» Stated problem
Output all the entries word for word. Omit the pictures.

» Records for the task
· · ·
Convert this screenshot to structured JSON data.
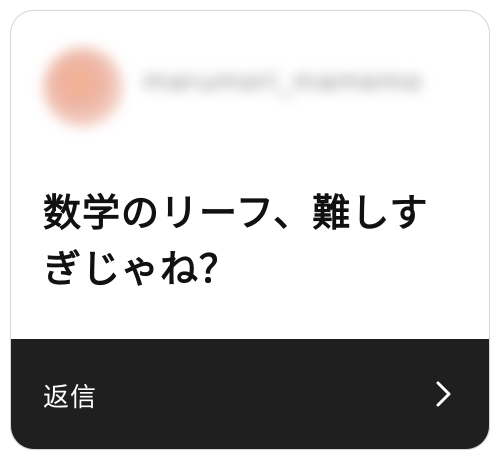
{
  "post": {
    "username": "marumori_mamemo",
    "message": "数学のリーフ、難しすぎじゃね？"
  },
  "reply": {
    "label": "返信"
  },
  "icons": {
    "avatar": "avatar",
    "reply_arrow": "chevron-right-icon"
  },
  "colors": {
    "reply_bar": "#1f1f1f",
    "text": "#111111"
  }
}
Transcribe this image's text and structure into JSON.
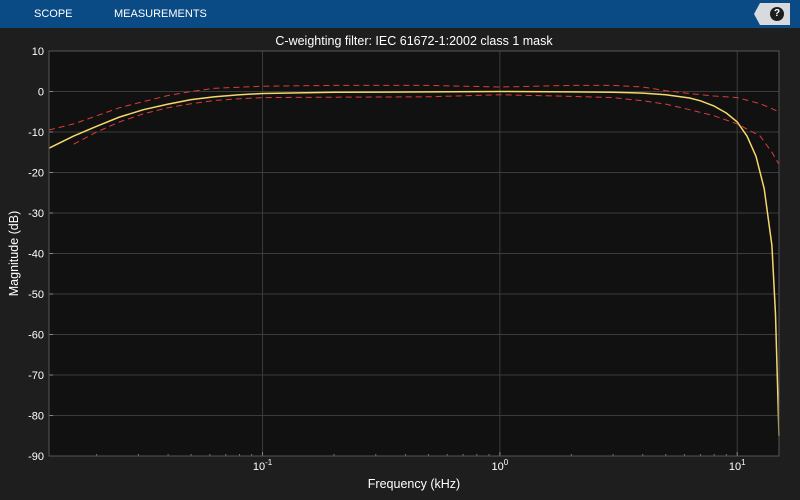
{
  "toolbar": {
    "tabs": [
      "SCOPE",
      "MEASUREMENTS"
    ],
    "help_icon": "help-icon",
    "help_glyph": "?"
  },
  "chart_data": {
    "type": "line",
    "title": "C-weighting filter: IEC 61672-1:2002 class 1 mask",
    "xlabel": "Frequency (kHz)",
    "ylabel": "Magnitude (dB)",
    "xscale": "log",
    "xlim": [
      0.0126,
      15
    ],
    "ylim": [
      -90,
      10
    ],
    "grid": true,
    "yticks": [
      10,
      0,
      -10,
      -20,
      -30,
      -40,
      -50,
      -60,
      -70,
      -80,
      -90
    ],
    "ytick_labels": [
      "10",
      "0",
      "-10",
      "-20",
      "-30",
      "-40",
      "-50",
      "-60",
      "-70",
      "-80",
      "-90"
    ],
    "xticks": [
      {
        "value": 0.1,
        "base": "10",
        "exp": "-1"
      },
      {
        "value": 1,
        "base": "10",
        "exp": "0"
      },
      {
        "value": 10,
        "base": "10",
        "exp": "1"
      }
    ],
    "colors": {
      "response": "#f5d86a",
      "mask": "#e03b3b",
      "axes_bg": "#111111",
      "grid": "#3c3c3c"
    },
    "series": [
      {
        "style": "solid",
        "x": [
          0.0126,
          0.016,
          0.02,
          0.025,
          0.0315,
          0.04,
          0.05,
          0.063,
          0.08,
          0.1,
          0.2,
          0.5,
          1,
          2,
          3,
          4,
          5,
          6.3,
          7,
          8,
          9,
          10,
          11,
          12,
          13,
          14,
          14.5,
          15
        ],
        "y": [
          -14,
          -11,
          -8.6,
          -6.3,
          -4.5,
          -3.1,
          -2,
          -1.3,
          -0.8,
          -0.5,
          -0.2,
          -0.1,
          0,
          -0.1,
          -0.2,
          -0.4,
          -0.8,
          -1.6,
          -2.3,
          -3.6,
          -5.3,
          -7.5,
          -11,
          -16,
          -24,
          -38,
          -55,
          -85
        ]
      },
      {
        "style": "dashed",
        "x": [
          0.0126,
          0.016,
          0.02,
          0.025,
          0.0315,
          0.04,
          0.05,
          0.063,
          0.1,
          0.2,
          0.5,
          1,
          2,
          3,
          4,
          5,
          6.3,
          8,
          10,
          12.5,
          15
        ],
        "y": [
          -9.5,
          -8,
          -6,
          -4,
          -2.5,
          -1,
          0,
          0.8,
          1.3,
          1.5,
          1.5,
          1.1,
          1.5,
          1.5,
          1.1,
          0.2,
          -0.5,
          -1.1,
          -1.5,
          -3,
          -5
        ]
      },
      {
        "style": "dashed",
        "x": [
          0.016,
          0.02,
          0.025,
          0.0315,
          0.04,
          0.05,
          0.063,
          0.08,
          0.1,
          0.2,
          0.5,
          1,
          2,
          3,
          4,
          5,
          6.3,
          8,
          10,
          12.5,
          14,
          15
        ],
        "y": [
          -13,
          -10,
          -7.5,
          -5.5,
          -4,
          -3,
          -2.2,
          -1.8,
          -1.5,
          -1.4,
          -1.3,
          -0.8,
          -1.2,
          -1.5,
          -2.3,
          -3.1,
          -4.5,
          -6,
          -8,
          -11,
          -15,
          -18
        ]
      }
    ]
  }
}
· · ·
» Answer to this exercise
Convert this screenshot to structured JSON data.
{
  "post": {
    "username": "marumori_mamemo",
    "message": "数学のリーフ、難しすぎじゃね？"
  },
  "reply": {
    "label": "返信"
  },
  "icons": {
    "avatar": "avatar",
    "reply_arrow": "chevron-right-icon"
  },
  "colors": {
    "reply_bar": "#1f1f1f",
    "text": "#111111"
  }
}
Transcribe this image's text and structure into JSON.
{
  "toolbar": {
    "tabs": [
      "SCOPE",
      "MEASUREMENTS"
    ],
    "help_icon": "help-icon",
    "help_glyph": "?"
  },
  "chart_data": {
    "type": "line",
    "title": "C-weighting filter: IEC 61672-1:2002 class 1 mask",
    "xlabel": "Frequency (kHz)",
    "ylabel": "Magnitude (dB)",
    "xscale": "log",
    "xlim": [
      0.0126,
      15
    ],
    "ylim": [
      -90,
      10
    ],
    "grid": true,
    "yticks": [
      10,
      0,
      -10,
      -20,
      -30,
      -40,
      -50,
      -60,
      -70,
      -80,
      -90
    ],
    "ytick_labels": [
      "10",
      "0",
      "-10",
      "-20",
      "-30",
      "-40",
      "-50",
      "-60",
      "-70",
      "-80",
      "-90"
    ],
    "xticks": [
      {
        "value": 0.1,
        "base": "10",
        "exp": "-1"
      },
      {
        "value": 1,
        "base": "10",
        "exp": "0"
      },
      {
        "value": 10,
        "base": "10",
        "exp": "1"
      }
    ],
    "colors": {
      "response": "#f5d86a",
      "mask": "#e03b3b",
      "axes_bg": "#111111",
      "grid": "#3c3c3c"
    },
    "series": [
      {
        "style": "solid",
        "x": [
          0.0126,
          0.016,
          0.02,
          0.025,
          0.0315,
          0.04,
          0.05,
          0.063,
          0.08,
          0.1,
          0.2,
          0.5,
          1,
          2,
          3,
          4,
          5,
          6.3,
          7,
          8,
          9,
          10,
          11,
          12,
          13,
          14,
          14.5,
          15
        ],
        "y": [
          -14,
          -11,
          -8.6,
          -6.3,
          -4.5,
          -3.1,
          -2,
          -1.3,
          -0.8,
          -0.5,
          -0.2,
          -0.1,
          0,
          -0.1,
          -0.2,
          -0.4,
          -0.8,
          -1.6,
          -2.3,
          -3.6,
          -5.3,
          -7.5,
          -11,
          -16,
          -24,
          -38,
          -55,
          -85
        ]
      },
      {
        "style": "dashed",
        "x": [
          0.0126,
          0.016,
          0.02,
          0.025,
          0.0315,
          0.04,
          0.05,
          0.063,
          0.1,
          0.2,
          0.5,
          1,
          2,
          3,
          4,
          5,
          6.3,
          8,
          10,
          12.5,
          15
        ],
        "y": [
          -9.5,
          -8,
          -6,
          -4,
          -2.5,
          -1,
          0,
          0.8,
          1.3,
          1.5,
          1.5,
          1.1,
          1.5,
          1.5,
          1.1,
          0.2,
          -0.5,
          -1.1,
          -1.5,
          -3,
          -5
        ]
      },
      {
        "style": "dashed",
        "x": [
          0.016,
          0.02,
          0.025,
          0.0315,
          0.04,
          0.05,
          0.063,
          0.08,
          0.1,
          0.2,
          0.5,
          1,
          2,
          3,
          4,
          5,
          6.3,
          8,
          10,
          12.5,
          14,
          15
        ],
        "y": [
          -13,
          -10,
          -7.5,
          -5.5,
          -4,
          -3,
          -2.2,
          -1.8,
          -1.5,
          -1.4,
          -1.3,
          -0.8,
          -1.2,
          -1.5,
          -2.3,
          -3.1,
          -4.5,
          -6,
          -8,
          -11,
          -15,
          -18
        ]
      }
    ]
  }
}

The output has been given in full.